Source information>
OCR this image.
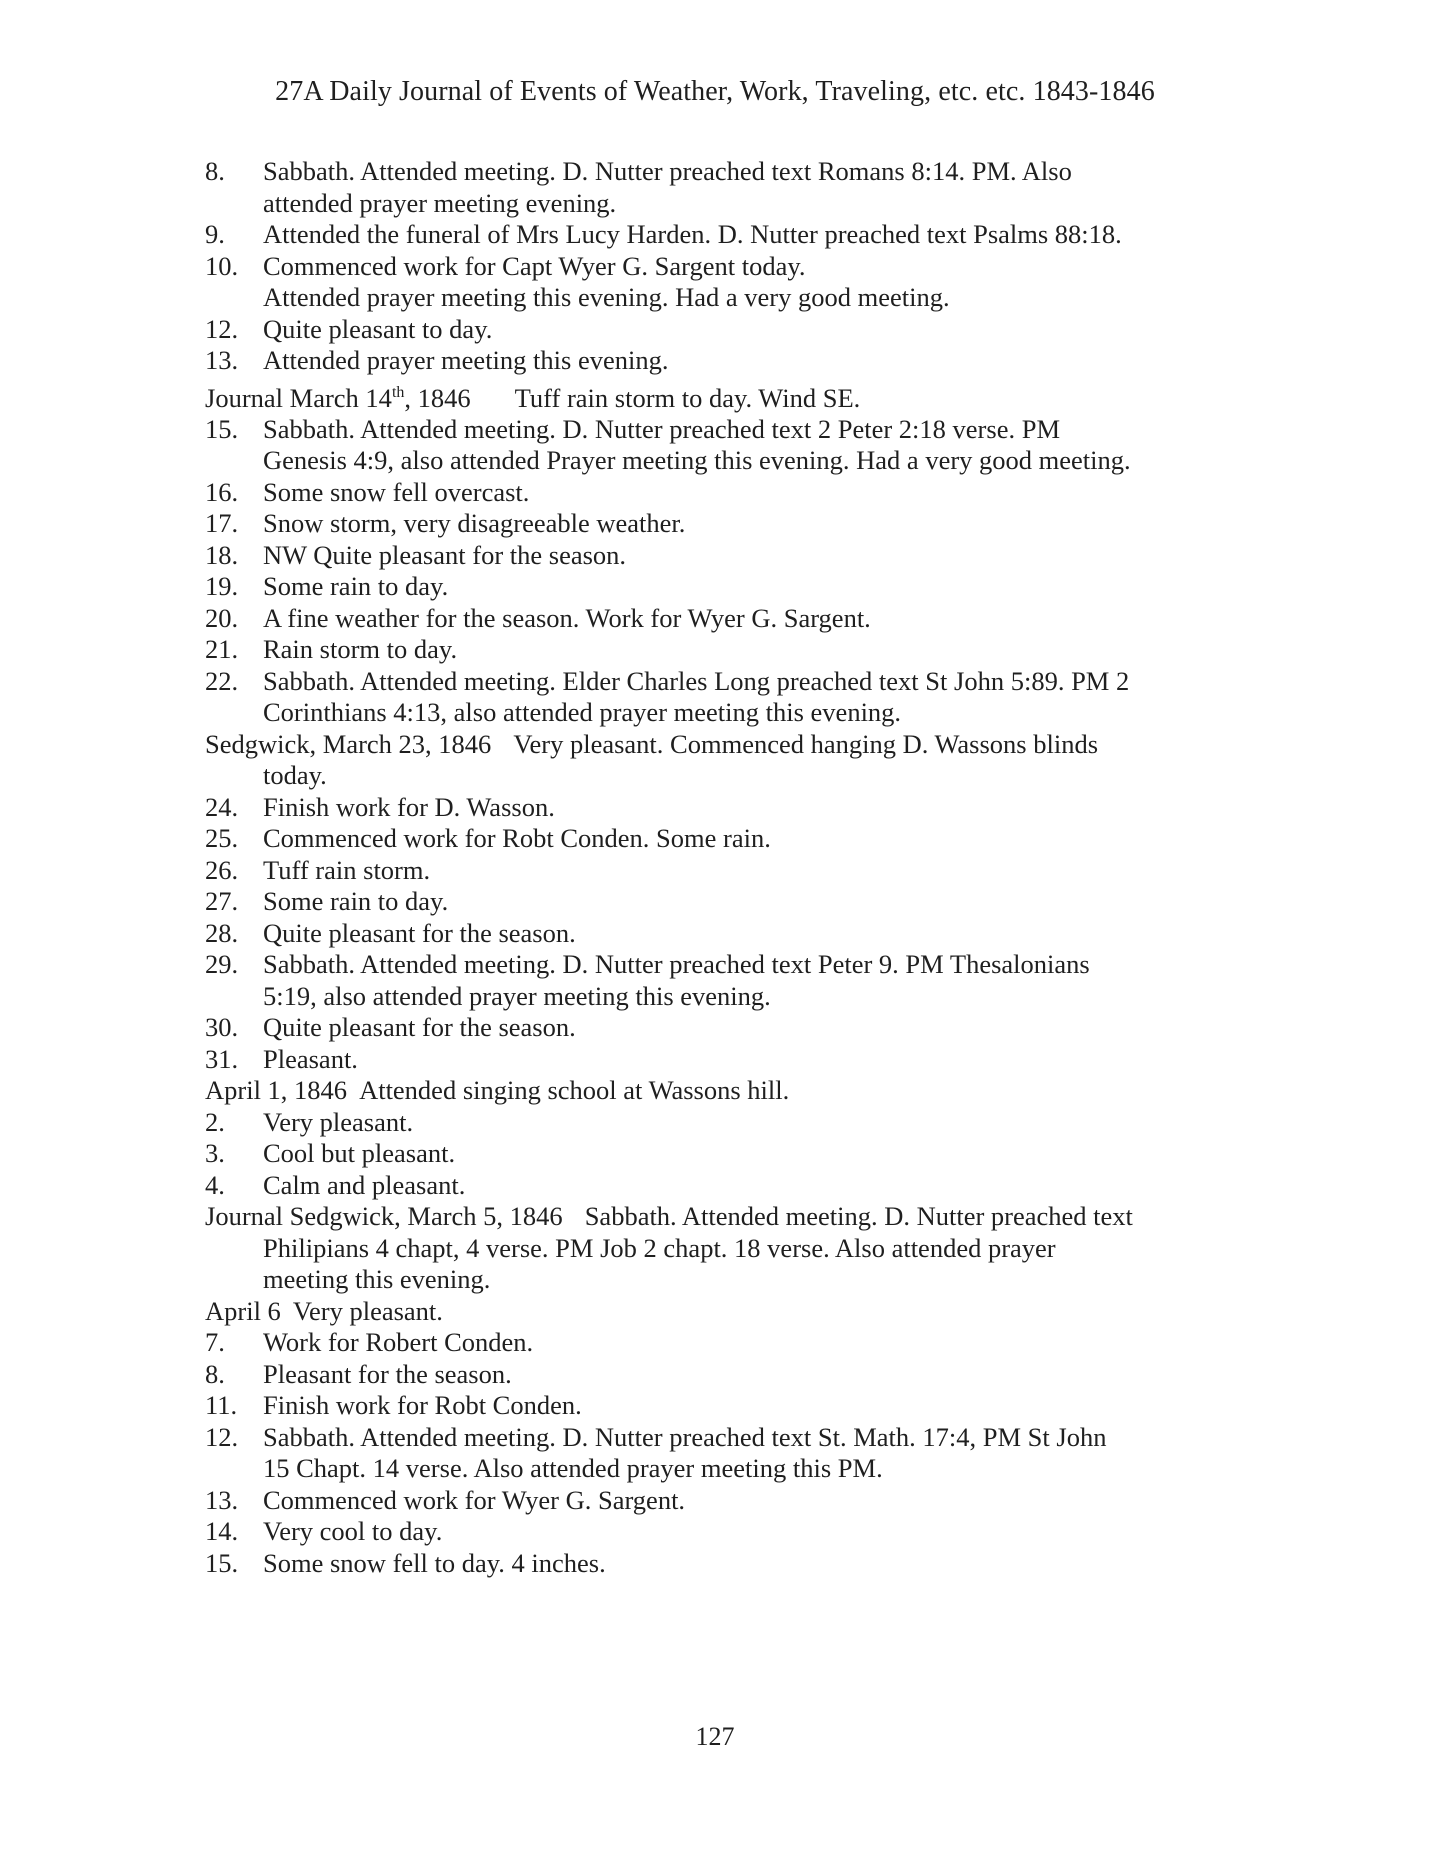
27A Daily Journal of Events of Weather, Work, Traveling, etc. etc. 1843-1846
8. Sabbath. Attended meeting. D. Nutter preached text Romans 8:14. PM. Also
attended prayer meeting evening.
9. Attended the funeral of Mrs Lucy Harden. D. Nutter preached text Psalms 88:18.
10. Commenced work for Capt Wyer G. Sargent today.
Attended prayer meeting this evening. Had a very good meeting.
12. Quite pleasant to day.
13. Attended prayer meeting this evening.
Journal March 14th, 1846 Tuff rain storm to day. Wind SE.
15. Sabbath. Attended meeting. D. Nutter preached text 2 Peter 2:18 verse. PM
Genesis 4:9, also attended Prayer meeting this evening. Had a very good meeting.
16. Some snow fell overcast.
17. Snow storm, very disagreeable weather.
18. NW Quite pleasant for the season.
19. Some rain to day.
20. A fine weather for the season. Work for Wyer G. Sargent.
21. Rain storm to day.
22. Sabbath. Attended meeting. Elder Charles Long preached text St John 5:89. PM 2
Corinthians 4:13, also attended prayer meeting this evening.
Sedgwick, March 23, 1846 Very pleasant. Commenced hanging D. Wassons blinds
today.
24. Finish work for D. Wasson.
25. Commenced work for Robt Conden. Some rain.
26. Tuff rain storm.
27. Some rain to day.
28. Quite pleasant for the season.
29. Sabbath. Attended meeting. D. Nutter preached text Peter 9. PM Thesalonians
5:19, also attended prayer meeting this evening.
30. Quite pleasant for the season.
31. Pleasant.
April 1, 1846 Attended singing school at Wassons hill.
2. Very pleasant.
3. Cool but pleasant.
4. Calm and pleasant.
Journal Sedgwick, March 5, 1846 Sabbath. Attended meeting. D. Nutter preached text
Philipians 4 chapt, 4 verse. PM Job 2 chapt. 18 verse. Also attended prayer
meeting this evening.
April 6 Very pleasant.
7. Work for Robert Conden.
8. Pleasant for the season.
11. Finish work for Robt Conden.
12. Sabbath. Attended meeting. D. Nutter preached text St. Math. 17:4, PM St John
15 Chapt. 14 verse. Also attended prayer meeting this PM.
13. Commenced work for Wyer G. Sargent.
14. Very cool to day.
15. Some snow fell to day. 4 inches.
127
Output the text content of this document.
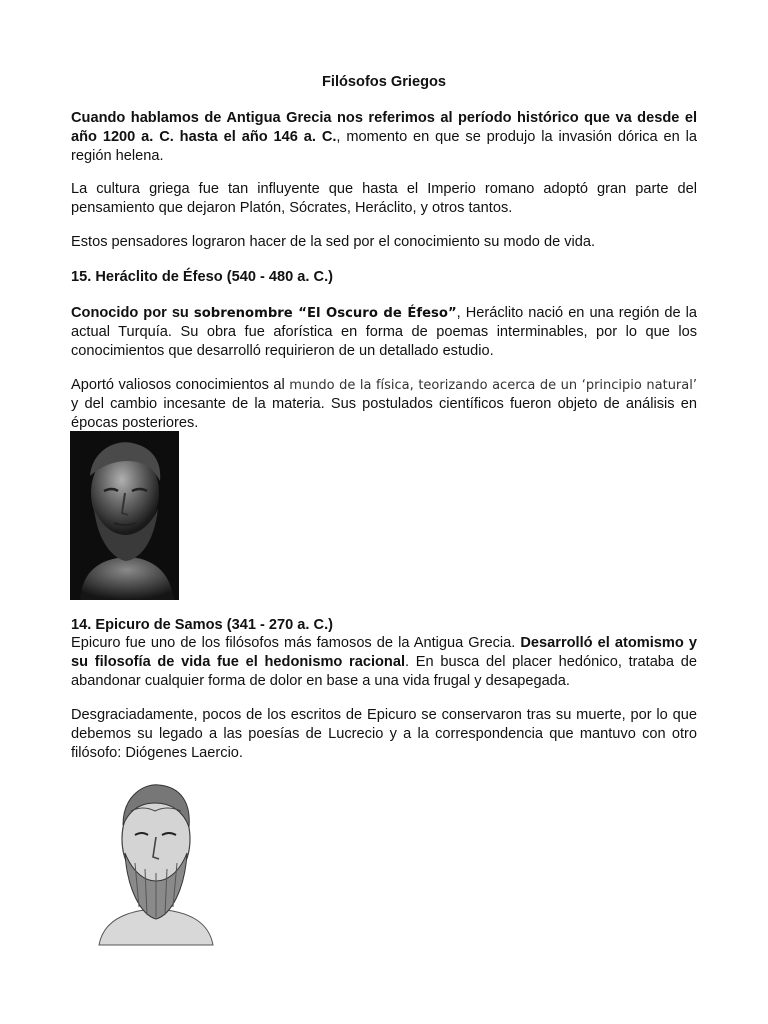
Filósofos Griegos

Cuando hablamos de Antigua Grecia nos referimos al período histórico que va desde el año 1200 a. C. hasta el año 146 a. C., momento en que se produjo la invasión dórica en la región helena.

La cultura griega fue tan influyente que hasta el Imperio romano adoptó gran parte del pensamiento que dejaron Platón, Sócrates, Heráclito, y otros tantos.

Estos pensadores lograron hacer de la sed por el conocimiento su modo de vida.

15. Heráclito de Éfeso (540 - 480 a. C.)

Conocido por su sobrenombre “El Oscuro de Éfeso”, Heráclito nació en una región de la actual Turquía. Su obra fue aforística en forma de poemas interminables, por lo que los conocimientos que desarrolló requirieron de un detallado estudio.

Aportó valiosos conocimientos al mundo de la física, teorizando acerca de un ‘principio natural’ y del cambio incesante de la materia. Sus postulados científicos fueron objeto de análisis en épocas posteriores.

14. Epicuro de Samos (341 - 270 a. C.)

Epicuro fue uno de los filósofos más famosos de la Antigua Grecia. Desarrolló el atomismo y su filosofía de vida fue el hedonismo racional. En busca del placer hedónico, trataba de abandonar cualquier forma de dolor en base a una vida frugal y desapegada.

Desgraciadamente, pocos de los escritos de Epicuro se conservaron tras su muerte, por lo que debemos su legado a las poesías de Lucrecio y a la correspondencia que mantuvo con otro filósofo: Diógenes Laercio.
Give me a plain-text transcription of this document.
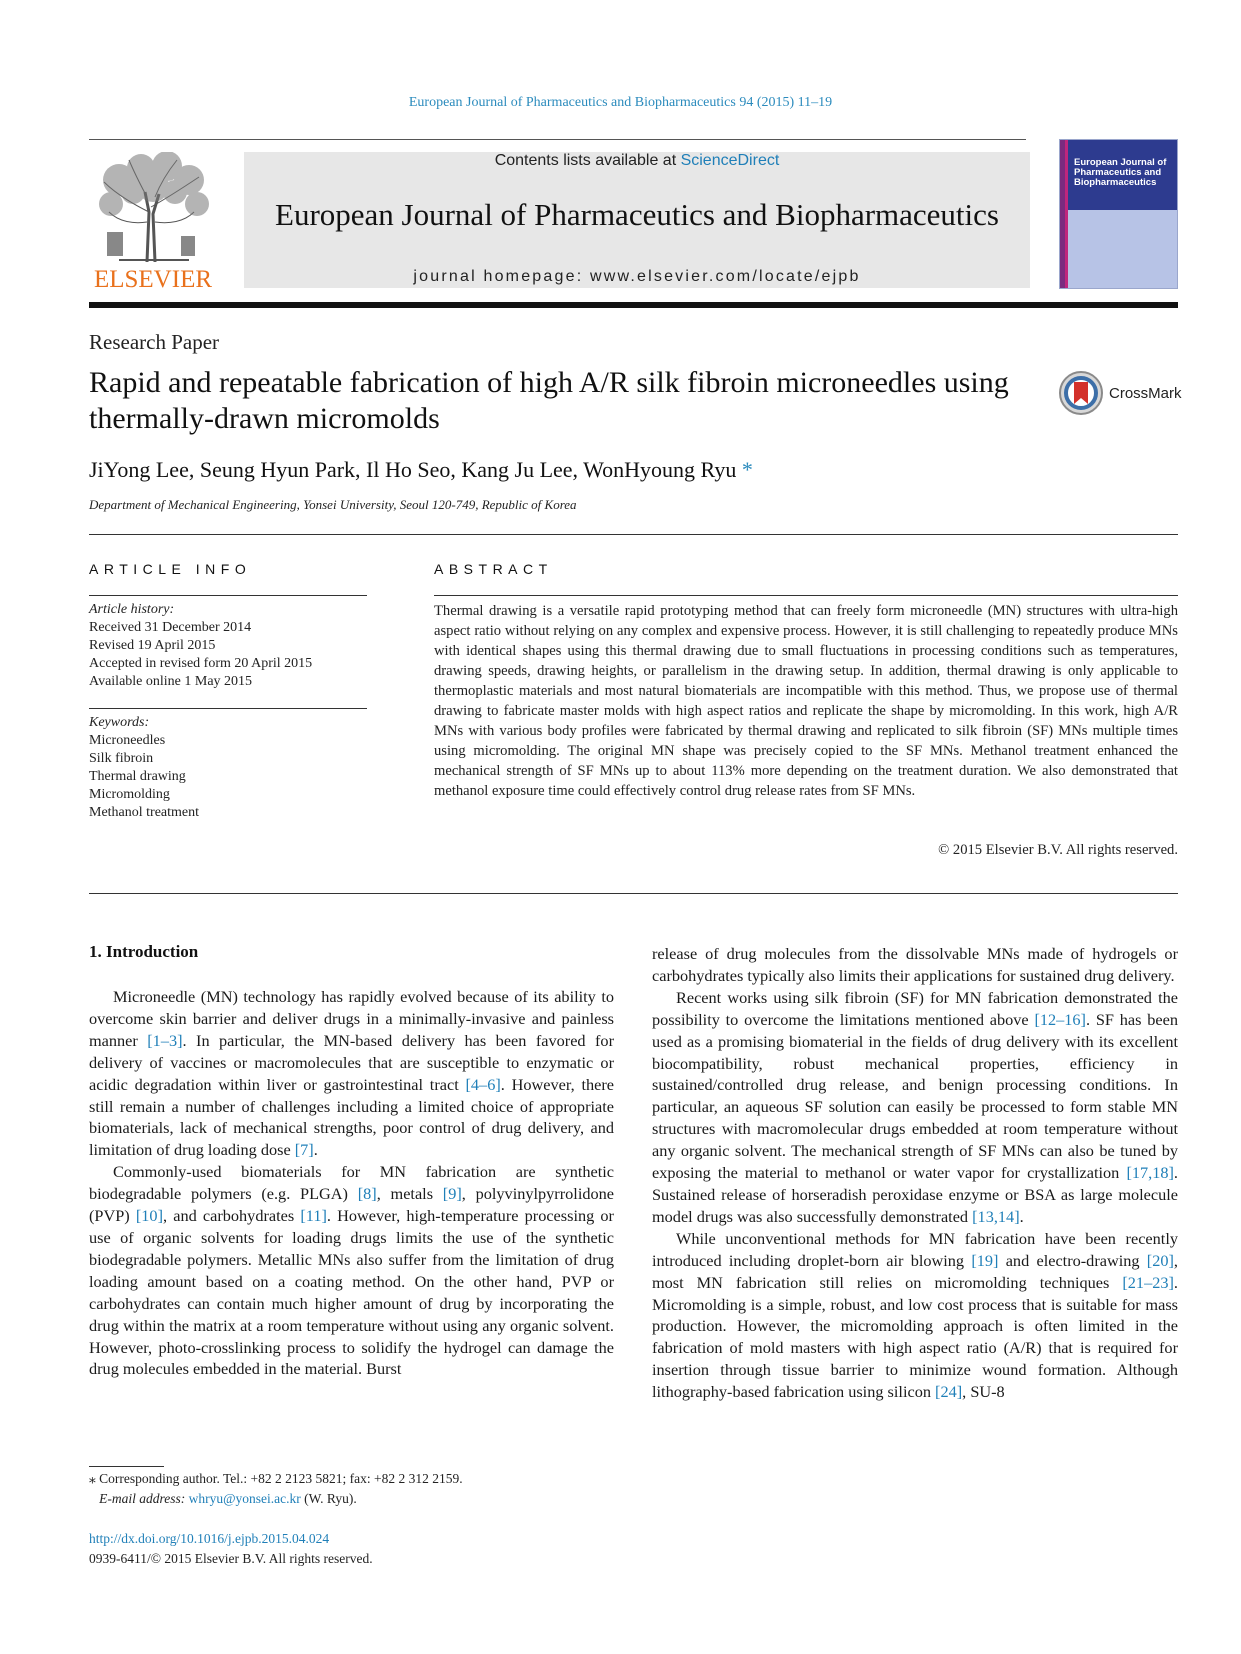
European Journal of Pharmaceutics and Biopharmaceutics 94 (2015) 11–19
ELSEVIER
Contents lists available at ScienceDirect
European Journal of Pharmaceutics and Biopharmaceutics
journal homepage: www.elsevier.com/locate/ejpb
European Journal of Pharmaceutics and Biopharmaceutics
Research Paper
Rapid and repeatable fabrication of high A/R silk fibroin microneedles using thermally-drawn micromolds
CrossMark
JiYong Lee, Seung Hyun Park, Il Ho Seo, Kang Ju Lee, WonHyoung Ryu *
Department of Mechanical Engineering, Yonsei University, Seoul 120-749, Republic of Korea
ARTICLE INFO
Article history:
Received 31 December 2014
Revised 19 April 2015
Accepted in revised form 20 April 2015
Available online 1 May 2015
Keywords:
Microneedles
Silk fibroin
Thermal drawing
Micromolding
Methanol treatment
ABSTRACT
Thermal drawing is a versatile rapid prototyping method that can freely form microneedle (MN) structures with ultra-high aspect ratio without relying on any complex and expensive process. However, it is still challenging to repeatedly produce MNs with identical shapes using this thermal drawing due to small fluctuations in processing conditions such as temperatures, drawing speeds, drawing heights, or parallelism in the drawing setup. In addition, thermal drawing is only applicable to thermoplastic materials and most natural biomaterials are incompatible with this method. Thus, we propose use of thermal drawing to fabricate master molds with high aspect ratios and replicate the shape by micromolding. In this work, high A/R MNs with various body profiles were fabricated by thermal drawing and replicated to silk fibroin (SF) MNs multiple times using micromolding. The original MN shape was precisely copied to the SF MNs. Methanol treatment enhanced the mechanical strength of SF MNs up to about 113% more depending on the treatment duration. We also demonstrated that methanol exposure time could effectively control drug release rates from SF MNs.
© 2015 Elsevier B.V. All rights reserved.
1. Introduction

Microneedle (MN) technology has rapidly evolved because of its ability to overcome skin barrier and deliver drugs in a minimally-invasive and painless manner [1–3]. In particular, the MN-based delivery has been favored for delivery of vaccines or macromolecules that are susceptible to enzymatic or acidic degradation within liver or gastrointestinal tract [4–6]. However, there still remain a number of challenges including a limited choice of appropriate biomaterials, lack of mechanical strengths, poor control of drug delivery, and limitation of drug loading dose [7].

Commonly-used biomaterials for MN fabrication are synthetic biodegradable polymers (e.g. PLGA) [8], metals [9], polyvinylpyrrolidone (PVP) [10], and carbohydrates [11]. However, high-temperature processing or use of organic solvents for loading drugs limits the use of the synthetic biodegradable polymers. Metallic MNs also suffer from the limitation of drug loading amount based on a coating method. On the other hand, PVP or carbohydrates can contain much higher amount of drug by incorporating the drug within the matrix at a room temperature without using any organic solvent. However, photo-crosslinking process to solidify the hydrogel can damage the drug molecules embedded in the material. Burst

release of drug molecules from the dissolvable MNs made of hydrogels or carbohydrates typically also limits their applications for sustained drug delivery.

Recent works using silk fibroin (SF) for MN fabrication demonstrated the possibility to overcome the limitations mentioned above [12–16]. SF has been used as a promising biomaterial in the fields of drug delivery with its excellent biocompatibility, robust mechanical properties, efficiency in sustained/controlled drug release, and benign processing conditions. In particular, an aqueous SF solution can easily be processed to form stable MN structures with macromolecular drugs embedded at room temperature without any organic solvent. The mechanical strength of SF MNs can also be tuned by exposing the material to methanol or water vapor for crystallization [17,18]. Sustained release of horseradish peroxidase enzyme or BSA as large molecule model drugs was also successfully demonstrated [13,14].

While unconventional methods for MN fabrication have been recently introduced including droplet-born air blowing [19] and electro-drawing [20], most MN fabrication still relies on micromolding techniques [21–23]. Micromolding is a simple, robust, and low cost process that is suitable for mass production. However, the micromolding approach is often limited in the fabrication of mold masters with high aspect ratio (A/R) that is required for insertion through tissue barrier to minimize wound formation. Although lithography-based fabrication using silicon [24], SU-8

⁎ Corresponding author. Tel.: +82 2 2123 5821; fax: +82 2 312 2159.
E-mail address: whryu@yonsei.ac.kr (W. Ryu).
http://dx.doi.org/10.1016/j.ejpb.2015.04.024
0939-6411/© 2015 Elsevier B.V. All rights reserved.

Your task>
Search the listing for the word "hasta" and return each line that holds it.

Response to the exercise>
Cuando hablamos de Antigua Grecia nos referimos al período histórico que va desde el año 1200 a. C. hasta el año 146 a. C., momento en que se produjo la invasión dórica en la región helena.
La cultura griega fue tan influyente que hasta el Imperio romano adoptó gran parte del pensamiento que dejaron Platón, Sócrates, Heráclito, y otros tantos.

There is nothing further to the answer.